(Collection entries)
....

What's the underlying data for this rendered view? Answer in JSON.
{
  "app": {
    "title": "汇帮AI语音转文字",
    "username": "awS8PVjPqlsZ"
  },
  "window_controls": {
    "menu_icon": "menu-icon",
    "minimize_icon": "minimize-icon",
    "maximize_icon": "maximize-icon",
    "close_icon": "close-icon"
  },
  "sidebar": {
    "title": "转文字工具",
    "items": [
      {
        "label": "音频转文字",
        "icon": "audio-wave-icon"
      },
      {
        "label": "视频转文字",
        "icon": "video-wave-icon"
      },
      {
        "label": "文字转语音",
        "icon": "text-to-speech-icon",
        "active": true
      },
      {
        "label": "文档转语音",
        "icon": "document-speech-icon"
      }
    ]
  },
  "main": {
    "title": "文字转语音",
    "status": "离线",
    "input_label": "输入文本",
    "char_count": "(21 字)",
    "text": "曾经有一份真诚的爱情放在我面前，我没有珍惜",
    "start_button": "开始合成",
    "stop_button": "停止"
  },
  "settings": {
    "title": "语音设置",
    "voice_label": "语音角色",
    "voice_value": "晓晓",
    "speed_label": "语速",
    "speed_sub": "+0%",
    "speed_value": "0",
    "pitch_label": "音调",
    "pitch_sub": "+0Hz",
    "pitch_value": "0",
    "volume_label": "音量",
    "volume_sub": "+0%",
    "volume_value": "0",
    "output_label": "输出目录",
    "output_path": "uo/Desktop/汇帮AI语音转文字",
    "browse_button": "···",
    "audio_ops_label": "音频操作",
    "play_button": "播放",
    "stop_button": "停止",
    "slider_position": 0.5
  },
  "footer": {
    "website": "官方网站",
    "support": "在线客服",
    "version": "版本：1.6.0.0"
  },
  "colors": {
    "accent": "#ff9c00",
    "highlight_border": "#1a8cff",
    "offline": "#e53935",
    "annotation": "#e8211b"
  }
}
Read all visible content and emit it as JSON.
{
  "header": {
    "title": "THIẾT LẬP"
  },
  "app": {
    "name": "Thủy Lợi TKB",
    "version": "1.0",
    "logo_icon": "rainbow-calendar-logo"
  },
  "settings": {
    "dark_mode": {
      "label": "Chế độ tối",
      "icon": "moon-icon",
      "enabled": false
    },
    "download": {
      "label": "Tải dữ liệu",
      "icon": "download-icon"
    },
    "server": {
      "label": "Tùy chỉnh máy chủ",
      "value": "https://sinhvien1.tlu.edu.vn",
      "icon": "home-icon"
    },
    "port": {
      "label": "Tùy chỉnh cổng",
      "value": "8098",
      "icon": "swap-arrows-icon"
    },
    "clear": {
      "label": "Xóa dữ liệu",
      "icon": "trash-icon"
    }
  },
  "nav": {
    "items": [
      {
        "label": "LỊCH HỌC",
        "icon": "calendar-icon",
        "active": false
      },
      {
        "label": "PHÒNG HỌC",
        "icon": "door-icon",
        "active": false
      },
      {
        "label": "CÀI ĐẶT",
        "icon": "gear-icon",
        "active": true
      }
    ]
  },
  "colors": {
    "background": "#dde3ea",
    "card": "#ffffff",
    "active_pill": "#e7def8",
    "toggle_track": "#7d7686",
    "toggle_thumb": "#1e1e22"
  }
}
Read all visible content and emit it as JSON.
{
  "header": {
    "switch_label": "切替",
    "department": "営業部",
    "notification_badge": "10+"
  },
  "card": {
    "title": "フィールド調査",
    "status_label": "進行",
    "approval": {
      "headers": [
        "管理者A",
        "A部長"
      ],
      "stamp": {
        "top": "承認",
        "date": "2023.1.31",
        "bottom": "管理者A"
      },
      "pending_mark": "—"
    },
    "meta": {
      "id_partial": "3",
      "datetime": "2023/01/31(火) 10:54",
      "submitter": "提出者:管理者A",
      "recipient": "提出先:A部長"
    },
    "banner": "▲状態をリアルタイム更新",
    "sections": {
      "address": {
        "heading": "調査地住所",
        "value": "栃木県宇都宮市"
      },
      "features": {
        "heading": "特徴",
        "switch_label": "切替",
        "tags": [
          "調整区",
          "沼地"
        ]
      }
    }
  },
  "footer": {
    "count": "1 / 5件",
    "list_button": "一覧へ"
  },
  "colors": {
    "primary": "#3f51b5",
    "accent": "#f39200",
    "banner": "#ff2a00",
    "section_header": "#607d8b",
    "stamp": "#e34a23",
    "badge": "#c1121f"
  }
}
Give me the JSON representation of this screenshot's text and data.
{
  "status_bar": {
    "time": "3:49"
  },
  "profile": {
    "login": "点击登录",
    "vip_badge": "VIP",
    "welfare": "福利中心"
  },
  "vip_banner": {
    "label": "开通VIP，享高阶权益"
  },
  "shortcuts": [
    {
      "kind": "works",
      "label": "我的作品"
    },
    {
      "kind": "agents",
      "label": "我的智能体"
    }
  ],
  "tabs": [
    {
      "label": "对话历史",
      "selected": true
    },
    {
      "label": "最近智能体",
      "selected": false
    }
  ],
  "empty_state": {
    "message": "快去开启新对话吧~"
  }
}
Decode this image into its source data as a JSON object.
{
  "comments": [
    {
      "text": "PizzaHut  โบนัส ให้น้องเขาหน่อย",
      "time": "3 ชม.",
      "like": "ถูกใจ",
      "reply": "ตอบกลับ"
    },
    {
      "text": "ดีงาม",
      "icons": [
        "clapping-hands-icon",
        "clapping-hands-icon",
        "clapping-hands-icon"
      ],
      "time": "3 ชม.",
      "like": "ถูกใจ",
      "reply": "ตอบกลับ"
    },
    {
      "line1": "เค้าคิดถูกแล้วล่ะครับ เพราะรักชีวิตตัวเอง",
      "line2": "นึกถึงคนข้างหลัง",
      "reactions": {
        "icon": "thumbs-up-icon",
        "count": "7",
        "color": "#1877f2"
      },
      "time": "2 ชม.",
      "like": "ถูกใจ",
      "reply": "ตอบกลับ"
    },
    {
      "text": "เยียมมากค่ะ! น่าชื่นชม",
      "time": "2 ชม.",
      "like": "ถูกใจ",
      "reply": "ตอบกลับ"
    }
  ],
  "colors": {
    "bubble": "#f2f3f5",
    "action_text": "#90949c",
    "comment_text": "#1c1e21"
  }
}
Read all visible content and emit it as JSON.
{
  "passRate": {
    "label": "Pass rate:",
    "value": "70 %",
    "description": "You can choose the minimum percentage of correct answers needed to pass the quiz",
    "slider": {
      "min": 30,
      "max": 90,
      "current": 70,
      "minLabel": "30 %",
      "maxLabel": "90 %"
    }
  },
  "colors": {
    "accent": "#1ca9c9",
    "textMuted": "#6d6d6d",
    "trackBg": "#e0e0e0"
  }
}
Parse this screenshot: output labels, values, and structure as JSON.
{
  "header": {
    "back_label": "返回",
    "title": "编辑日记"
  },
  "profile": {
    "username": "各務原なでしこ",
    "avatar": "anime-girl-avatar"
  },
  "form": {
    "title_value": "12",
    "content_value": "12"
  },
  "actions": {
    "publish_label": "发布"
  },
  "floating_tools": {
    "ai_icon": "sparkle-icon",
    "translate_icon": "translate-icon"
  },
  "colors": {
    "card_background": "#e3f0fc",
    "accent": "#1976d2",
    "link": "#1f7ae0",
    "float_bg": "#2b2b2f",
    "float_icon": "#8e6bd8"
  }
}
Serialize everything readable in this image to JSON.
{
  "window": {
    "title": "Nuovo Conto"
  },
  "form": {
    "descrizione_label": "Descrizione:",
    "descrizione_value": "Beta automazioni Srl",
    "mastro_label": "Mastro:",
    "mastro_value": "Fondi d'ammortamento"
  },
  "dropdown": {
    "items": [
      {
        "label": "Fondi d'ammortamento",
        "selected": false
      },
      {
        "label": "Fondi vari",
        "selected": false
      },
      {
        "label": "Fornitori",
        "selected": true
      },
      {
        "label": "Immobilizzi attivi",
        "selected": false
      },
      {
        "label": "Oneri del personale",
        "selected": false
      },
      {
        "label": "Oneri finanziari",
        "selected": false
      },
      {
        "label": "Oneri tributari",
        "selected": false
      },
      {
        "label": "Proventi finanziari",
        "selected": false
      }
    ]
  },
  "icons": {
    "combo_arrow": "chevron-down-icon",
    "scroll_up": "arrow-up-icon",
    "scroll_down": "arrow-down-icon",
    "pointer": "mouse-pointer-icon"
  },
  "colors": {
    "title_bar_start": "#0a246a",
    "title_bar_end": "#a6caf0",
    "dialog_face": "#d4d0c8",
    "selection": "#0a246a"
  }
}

....

Give exactly the lines from the one with "Serialize everything readable" to the end of the entries, nothing before them.

Serialize everything readable in this image to JSON.
{
  "window": {
    "title": "Nuovo Conto"
  },
  "form": {
    "descrizione_label": "Descrizione:",
    "descrizione_value": "Beta automazioni Srl",
    "mastro_label": "Mastro:",
    "mastro_value": "Fondi d'ammortamento"
  },
  "dropdown": {
    "items": [
      {
        "label": "Fondi d'ammortamento",
        "selected": false
      },
      {
        "label": "Fondi vari",
        "selected": false
      },
      {
        "label": "Fornitori",
        "selected": true
      },
      {
        "label": "Immobilizzi attivi",
        "selected": false
      },
      {
        "label": "Oneri del personale",
        "selected": false
      },
      {
        "label": "Oneri finanziari",
        "selected": false
      },
      {
        "label": "Oneri tributari",
        "selected": false
      },
      {
        "label": "Proventi finanziari",
        "selected": false
      }
    ]
  },
  "icons": {
    "combo_arrow": "chevron-down-icon",
    "scroll_up": "arrow-up-icon",
    "scroll_down": "arrow-down-icon",
    "pointer": "mouse-pointer-icon"
  },
  "colors": {
    "title_bar_start": "#0a246a",
    "title_bar_end": "#a6caf0",
    "dialog_face": "#d4d0c8",
    "selection": "#0a246a"
  }
}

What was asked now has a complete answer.